NCT number NCT02076204
Other study ID # 2018.01.415.00
Secondary ID
Status Completed
Phase N/A
First received
Last updated
Start date February 2014
Est. completion date January 2019

Study information

Verified date February 2019
Source MDRC
Contact n/a
Is FDA regulated No
Health authority
Study type Interventional

Clinical Trial Summary

Adverse birth outcomes result in significant emotional and economic costs for families and communities. Research suggests that poor birth outcomes are influenced by a variety of social, psychological, behavioral, environmental, and biological factors. Home visiting programs represent a promising means of impacting each of these areas.

The Mother and Infant Home Visiting Program Evaluation - Strong Start (MIHOPE-Strong Start) will evaluate the effectiveness of two evidence-based home visiting models at improving birth outcomes for women who are enrolled in Medicaid or CHIP. The two models to be studied - Healthy Families America (HFA) and Nurse-Family Partnership (NFP) - have both shown some evidence of improving birth outcomes in prior research.

The overall goals of the study are to determine whether home visiting programs improve birth outcomes and reduce health care costs in the child's first year. In addition, the evaluation is designed to investigate the features of local programs and of home visitation that lead to greater effects on birth outcomes and health care costs. The study includes an impact analysis to measure what difference home visiting programs make on maternal prenatal health and health care use, preterm birth and other birth outcomes, and infant health and health care use. It also includes an implementation analysis that will describe the families who participate and examine how the program models operate in their local and state contexts. The primary data used in the study are expected to be from surveys completed by families and home visiting staff, Medicaid and CHIP data, vital records, and program service records. Among families who are eligible for the study, random assignment will be used to select families for enrollment in home visiting services. Those selected for home visiting services will form the program group, and those not selected will form a comparison group. The research team will monitor both groups over time to see if differences emerge in the outcome areas mentioned above. Although the study will affect which families can enroll in home visiting services, no fewer families will be served as a result of the study.

Listed records:
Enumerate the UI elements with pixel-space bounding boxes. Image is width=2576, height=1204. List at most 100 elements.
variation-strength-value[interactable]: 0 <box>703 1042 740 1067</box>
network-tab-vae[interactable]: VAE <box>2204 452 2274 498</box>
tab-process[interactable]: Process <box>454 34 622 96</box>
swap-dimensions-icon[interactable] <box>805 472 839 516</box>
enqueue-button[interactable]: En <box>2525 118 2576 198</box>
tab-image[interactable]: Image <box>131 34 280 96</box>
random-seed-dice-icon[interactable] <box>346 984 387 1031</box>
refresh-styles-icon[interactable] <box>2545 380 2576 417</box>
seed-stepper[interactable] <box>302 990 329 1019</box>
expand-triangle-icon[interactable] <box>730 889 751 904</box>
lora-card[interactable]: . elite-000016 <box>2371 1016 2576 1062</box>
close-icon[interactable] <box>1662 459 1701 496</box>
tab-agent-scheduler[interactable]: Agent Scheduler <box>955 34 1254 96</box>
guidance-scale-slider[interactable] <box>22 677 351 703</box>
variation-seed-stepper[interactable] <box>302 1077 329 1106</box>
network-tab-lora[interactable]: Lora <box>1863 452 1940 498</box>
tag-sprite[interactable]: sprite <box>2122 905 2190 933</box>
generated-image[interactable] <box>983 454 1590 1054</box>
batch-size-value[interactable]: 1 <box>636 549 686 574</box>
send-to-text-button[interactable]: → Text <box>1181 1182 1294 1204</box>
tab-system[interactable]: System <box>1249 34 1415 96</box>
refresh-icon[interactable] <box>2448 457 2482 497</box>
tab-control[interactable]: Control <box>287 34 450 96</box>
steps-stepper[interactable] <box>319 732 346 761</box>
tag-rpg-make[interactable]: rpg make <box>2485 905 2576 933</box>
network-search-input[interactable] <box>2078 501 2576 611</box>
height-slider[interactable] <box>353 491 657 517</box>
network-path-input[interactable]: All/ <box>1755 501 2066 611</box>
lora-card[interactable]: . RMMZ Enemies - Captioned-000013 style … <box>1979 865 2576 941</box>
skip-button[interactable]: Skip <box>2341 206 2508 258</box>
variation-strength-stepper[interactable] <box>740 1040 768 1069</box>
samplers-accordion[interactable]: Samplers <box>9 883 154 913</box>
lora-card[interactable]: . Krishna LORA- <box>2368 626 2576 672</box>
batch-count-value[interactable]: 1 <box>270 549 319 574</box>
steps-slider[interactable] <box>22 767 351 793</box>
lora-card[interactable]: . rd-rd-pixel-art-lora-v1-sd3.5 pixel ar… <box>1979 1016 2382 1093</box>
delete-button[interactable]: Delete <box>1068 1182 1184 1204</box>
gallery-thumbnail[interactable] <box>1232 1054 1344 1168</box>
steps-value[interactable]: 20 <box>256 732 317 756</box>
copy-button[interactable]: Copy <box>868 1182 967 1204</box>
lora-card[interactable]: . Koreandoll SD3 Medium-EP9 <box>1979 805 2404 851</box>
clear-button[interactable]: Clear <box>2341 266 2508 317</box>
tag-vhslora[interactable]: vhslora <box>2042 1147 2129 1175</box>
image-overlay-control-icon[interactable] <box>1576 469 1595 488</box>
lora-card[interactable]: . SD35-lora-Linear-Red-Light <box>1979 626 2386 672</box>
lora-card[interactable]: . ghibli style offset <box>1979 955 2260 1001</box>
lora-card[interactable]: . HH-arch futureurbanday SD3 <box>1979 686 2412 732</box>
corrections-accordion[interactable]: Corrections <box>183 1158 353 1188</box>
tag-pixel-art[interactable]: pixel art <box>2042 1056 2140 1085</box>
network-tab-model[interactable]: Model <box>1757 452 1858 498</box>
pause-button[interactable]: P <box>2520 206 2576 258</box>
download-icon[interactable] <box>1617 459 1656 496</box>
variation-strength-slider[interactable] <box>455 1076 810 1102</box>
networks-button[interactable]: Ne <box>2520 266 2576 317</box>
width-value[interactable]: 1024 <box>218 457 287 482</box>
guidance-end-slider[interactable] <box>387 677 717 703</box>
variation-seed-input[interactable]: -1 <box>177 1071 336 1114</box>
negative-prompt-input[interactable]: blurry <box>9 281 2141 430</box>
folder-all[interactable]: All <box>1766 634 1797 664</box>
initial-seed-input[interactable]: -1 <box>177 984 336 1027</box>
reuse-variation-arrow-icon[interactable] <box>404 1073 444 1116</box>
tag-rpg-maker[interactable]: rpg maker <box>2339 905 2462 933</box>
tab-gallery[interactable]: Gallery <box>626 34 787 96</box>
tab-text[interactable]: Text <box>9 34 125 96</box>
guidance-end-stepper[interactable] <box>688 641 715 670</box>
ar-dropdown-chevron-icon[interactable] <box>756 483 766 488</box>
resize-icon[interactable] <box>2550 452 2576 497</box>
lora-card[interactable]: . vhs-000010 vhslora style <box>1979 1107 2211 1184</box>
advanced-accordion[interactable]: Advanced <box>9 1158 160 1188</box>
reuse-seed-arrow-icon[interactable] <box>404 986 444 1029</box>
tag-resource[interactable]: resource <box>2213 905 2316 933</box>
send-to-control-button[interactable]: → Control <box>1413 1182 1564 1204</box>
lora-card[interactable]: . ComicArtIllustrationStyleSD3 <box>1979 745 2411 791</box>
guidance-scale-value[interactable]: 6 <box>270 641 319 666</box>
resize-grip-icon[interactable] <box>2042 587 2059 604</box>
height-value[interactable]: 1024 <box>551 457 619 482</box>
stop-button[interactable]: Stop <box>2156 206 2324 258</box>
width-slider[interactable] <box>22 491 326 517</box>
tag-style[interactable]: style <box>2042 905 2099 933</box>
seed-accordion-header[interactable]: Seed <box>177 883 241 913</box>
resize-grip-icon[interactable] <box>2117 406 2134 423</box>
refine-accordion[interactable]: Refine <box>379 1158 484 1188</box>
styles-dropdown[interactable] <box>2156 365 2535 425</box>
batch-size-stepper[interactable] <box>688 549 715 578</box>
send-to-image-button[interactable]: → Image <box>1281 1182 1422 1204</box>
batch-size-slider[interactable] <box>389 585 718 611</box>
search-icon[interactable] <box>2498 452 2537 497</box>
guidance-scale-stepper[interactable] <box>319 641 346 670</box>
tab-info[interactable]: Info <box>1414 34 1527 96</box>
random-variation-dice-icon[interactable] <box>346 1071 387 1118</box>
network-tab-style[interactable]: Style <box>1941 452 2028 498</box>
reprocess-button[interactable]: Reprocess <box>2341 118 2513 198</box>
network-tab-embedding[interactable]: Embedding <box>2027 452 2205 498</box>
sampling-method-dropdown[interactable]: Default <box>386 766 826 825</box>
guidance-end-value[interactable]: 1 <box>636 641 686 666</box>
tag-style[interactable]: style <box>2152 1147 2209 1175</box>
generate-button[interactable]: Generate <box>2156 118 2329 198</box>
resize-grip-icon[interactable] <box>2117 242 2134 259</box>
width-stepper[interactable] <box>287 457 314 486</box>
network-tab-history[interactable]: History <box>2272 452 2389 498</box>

List of tasks:
1. According to the trial record, which two home visiting models does the study evaluate?
2. Rewrite the passage of the trial record that begins at "Clinical Trial Summary" and ends after "of these areas.", swapping "emotional" for "personal".

Per-task answers:
1. Healthy Families America (HFA) and Nurse-Family Partnership (NFP).

2.
Clinical Trial Summary

Adverse birth outcomes result in significant personal and economic costs for families and communities. Research suggests that poor birth outcomes are influenced by a variety of social, psychological, behavioral, environmental, and biological factors. Home visiting programs represent a promising means of impacting each of these areas.